■ Your assignment:
Please quote the Circles of Focus exhibition listing below in full, word for word.

Start of Extract to read

Circles of Focus, CCA , 3 April – 17 May 2015

Christine Borland & Brody Condon
Circles of Focus
Fri 3 April — Sun 17 May 2015
Tue – Sat: 11am – 6pm // Sun: 12noon – 6pm // Free // Preview: Fri 3 April, 7pm – 9pm
All ages
Related CCA Events
Christine Borland & Brody Condon
Circles of Focus
Open Air Firing
Sat 21 March 2015
Circles of Focus presents – for the first time – the results of a collaborative research project by artists Christine Borland and Brody Condon that explores human body donation as a tool for artistic research and practice. Open air fired ceramic sculptures, performance documentation, and legal paperwork presented in the CCA Galleries function as a proposal to potential body donors whom the artists have worked with over the past two years. Borland and Condon imagine a contemporary approach to death and dying by suggesting the anonymous body after death could be a site of ambiguity and expression.

End of Extract to read
Start of Dataset

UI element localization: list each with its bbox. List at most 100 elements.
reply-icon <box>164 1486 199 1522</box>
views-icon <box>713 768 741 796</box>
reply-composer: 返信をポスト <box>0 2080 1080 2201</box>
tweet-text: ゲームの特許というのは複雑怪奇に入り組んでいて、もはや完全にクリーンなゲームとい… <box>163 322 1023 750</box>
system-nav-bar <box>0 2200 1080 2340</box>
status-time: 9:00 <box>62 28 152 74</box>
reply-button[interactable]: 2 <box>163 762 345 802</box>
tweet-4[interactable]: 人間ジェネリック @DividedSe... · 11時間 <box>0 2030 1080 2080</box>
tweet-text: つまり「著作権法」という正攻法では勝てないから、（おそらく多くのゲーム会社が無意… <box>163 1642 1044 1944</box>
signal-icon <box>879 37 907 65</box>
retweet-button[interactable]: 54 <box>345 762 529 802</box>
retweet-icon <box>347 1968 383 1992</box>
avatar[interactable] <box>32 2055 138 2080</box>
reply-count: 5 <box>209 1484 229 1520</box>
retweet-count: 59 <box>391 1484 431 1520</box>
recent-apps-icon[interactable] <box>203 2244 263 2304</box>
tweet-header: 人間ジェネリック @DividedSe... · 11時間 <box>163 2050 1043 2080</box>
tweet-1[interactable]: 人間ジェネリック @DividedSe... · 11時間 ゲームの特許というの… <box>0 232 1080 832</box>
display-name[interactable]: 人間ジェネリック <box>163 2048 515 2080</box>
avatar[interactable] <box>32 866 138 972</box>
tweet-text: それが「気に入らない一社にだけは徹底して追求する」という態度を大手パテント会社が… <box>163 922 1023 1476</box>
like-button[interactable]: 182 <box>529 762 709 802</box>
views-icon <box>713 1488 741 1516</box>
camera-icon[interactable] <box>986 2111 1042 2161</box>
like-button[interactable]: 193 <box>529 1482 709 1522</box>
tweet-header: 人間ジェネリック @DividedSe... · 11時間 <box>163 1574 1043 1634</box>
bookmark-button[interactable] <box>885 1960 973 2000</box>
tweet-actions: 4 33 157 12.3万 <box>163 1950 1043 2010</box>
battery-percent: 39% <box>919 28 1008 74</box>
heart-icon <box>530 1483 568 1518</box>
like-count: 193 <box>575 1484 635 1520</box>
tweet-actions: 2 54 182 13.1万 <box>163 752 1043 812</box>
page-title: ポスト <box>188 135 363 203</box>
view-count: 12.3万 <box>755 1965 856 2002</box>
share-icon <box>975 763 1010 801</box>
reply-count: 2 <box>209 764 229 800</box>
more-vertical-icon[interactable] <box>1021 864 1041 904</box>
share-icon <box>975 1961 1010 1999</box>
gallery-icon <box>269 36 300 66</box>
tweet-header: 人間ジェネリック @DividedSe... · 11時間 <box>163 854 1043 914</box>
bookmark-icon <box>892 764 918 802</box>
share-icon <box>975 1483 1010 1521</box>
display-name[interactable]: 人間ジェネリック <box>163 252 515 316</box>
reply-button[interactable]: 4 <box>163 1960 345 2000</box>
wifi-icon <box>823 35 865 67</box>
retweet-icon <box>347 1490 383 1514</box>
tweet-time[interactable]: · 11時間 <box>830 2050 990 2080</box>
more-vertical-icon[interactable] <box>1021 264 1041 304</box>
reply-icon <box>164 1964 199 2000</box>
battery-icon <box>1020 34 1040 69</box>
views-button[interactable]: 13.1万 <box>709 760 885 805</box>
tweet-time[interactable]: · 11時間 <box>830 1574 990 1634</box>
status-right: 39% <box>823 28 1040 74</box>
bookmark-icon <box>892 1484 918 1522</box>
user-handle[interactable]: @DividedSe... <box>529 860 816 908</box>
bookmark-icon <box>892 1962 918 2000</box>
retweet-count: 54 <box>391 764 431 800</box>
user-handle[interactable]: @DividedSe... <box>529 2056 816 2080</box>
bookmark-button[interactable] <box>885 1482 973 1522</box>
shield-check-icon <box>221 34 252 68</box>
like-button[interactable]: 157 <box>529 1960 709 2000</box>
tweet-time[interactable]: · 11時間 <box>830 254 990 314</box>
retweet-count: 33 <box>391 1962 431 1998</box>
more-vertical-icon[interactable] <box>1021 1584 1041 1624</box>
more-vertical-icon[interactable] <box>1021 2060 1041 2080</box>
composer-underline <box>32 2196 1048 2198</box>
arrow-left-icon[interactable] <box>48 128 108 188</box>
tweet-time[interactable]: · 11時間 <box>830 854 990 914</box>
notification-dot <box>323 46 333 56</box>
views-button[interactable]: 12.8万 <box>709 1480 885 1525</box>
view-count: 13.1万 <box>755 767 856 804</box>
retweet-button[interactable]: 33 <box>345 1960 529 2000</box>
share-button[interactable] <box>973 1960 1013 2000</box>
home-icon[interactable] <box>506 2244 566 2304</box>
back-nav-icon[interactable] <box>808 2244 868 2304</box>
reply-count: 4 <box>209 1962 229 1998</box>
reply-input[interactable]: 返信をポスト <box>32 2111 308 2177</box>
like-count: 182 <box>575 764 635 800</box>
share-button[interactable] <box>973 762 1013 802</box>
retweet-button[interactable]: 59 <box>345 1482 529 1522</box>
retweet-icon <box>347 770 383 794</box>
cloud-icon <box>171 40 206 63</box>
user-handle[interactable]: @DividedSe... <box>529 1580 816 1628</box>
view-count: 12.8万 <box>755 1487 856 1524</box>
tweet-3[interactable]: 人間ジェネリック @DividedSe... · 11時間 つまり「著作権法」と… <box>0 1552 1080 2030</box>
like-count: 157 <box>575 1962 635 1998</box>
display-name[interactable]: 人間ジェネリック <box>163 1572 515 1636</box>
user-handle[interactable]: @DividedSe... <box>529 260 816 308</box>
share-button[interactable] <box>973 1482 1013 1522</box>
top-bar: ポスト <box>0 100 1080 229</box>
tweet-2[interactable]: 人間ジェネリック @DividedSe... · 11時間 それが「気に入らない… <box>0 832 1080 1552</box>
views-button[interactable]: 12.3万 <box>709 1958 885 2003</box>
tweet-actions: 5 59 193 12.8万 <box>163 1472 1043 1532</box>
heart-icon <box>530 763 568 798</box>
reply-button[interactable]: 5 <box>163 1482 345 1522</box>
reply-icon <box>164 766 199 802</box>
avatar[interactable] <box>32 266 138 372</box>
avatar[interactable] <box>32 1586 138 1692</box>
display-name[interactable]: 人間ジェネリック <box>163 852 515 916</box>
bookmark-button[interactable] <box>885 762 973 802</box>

End of Dataset

■ Solution to the problem:
Circles of Focus, CCA , 3 April – 17 May 2015

Christine Borland & Brody Condon
Circles of Focus
Fri 3 April — Sun 17 May 2015
Tue – Sat: 11am – 6pm // Sun: 12noon – 6pm // Free // Preview: Fri 3 April, 7pm – 9pm
All ages
Related CCA Events
Christine Borland & Brody Condon
Circles of Focus
Open Air Firing
Sat 21 March 2015
Circles of Focus presents – for the first time – the results of a collaborative research project by artists Christine Borland and Brody Condon that explores human body donation as a tool for artistic research and practice. Open air fired ceramic sculptures, performance documentation, and legal paperwork presented in the CCA Galleries function as a proposal to potential body donors whom the artists have worked with over the past two years. Borland and Condon imagine a contemporary approach to death and dying by suggesting the anonymous body after death could be a site of ambiguity and expression.